Exercise aim = Count every line in the following entries where the word "breadcrumb" appears. Give the count alone.

Record list =
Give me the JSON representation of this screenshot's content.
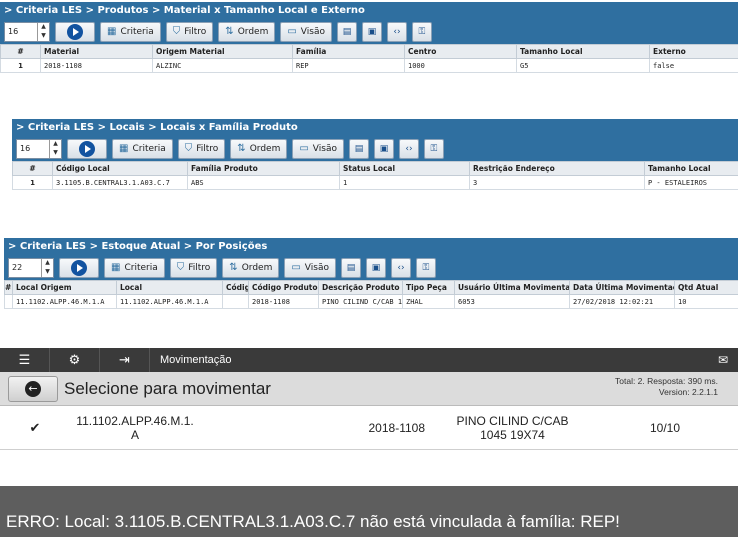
{
  "panel1": {
    "breadcrumb": "> Criteria LES > Produtos > Material x Tamanho Local e Externo",
    "spinner_value": "16",
    "buttons": {
      "criteria": "Criteria",
      "filtro": "Filtro",
      "ordem": "Ordem",
      "visao": "Visão"
    },
    "columns": [
      "#",
      "Material",
      "Origem Material",
      "Família",
      "Centro",
      "Tamanho Local",
      "Externo"
    ],
    "rows": [
      [
        "1",
        "2018-1108",
        "ALZINC",
        "REP",
        "1000",
        "G5",
        "false"
      ]
    ]
  },
  "panel2": {
    "breadcrumb": "> Criteria LES > Locais > Locais x Família Produto",
    "spinner_value": "16",
    "buttons": {
      "criteria": "Criteria",
      "filtro": "Filtro",
      "ordem": "Ordem",
      "visao": "Visão"
    },
    "columns": [
      "#",
      "Código Local",
      "Família Produto",
      "Status Local",
      "Restrição Endereço",
      "Tamanho Local"
    ],
    "rows": [
      [
        "1",
        "3.1105.B.CENTRAL3.1.A03.C.7",
        "ABS",
        "1",
        "3",
        "P - ESTALEIROS"
      ]
    ]
  },
  "panel3": {
    "breadcrumb": "> Criteria LES > Estoque Atual > Por Posições",
    "spinner_value": "22",
    "buttons": {
      "criteria": "Criteria",
      "filtro": "Filtro",
      "ordem": "Ordem",
      "visao": "Visão"
    },
    "columns": [
      "#",
      "Local Origem",
      "Local",
      "Códig",
      "Código Produto",
      "Descrição Produto",
      "Tipo Peça",
      "Usuário Última Movimentaçã",
      "Data Última Movimentaçã",
      "Qtd Atual"
    ],
    "rows": [
      [
        "",
        "11.1102.ALPP.46.M.1.A",
        "11.1102.ALPP.46.M.1.A",
        "",
        "2018-1108",
        "PINO CILIND C/CAB 1(",
        "ZHAL",
        "6053",
        "27/02/2018 12:02:21",
        "10"
      ]
    ]
  },
  "mobile": {
    "app_title": "Movimentação",
    "header_title": "Selecione para movimentar",
    "info_line1": "Total: 2. Resposta: 390 ms.",
    "info_line2": "Version: 2.2.1.1",
    "row": {
      "local_line1": "11.1102.ALPP.46.M.1.",
      "local_line2": "A",
      "material": "2018-1108",
      "desc_line1": "PINO CILIND C/CAB",
      "desc_line2": "1045 19X74",
      "qty": "10/10"
    }
  },
  "error": {
    "message": "ERRO: Local: 3.1105.B.CENTRAL3.1.A03.C.7 não está vinculada à família: REP!"
  }
}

Output for this exercise = 3